**DIRECTION**. Copy out every line of the records where the string "transactions" occurs.

**DATA SUPPLIED**.

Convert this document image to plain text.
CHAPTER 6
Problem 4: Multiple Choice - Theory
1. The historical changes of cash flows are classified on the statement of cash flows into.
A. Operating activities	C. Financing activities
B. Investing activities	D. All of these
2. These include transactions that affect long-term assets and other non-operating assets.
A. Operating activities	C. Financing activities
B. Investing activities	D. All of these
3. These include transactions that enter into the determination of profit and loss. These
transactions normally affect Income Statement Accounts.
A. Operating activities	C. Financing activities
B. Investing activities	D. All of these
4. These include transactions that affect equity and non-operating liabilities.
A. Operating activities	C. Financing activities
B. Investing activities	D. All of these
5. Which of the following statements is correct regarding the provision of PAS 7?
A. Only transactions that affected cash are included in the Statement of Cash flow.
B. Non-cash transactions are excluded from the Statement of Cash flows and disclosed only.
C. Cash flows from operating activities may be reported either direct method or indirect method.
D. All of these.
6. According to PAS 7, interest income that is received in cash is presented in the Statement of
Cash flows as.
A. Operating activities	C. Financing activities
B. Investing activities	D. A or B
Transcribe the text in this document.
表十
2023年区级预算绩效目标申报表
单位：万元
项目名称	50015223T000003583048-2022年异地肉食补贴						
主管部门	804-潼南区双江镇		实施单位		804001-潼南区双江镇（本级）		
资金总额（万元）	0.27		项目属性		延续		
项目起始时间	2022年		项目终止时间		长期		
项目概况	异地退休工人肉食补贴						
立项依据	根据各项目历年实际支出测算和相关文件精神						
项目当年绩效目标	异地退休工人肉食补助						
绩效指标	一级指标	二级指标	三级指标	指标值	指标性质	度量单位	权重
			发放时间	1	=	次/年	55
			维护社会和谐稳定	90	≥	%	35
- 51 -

**SOLUTION FOR THIS EXERCISE**.
2. These include transactions that affect long-term assets and other non-operating assets.
3. These include transactions that enter into the determination of profit and loss. These
transactions normally affect Income Statement Accounts.
4. These include transactions that affect equity and non-operating liabilities.
A. Only transactions that affected cash are included in the Statement of Cash flow.
B. Non-cash transactions are excluded from the Statement of Cash flows and disclosed only.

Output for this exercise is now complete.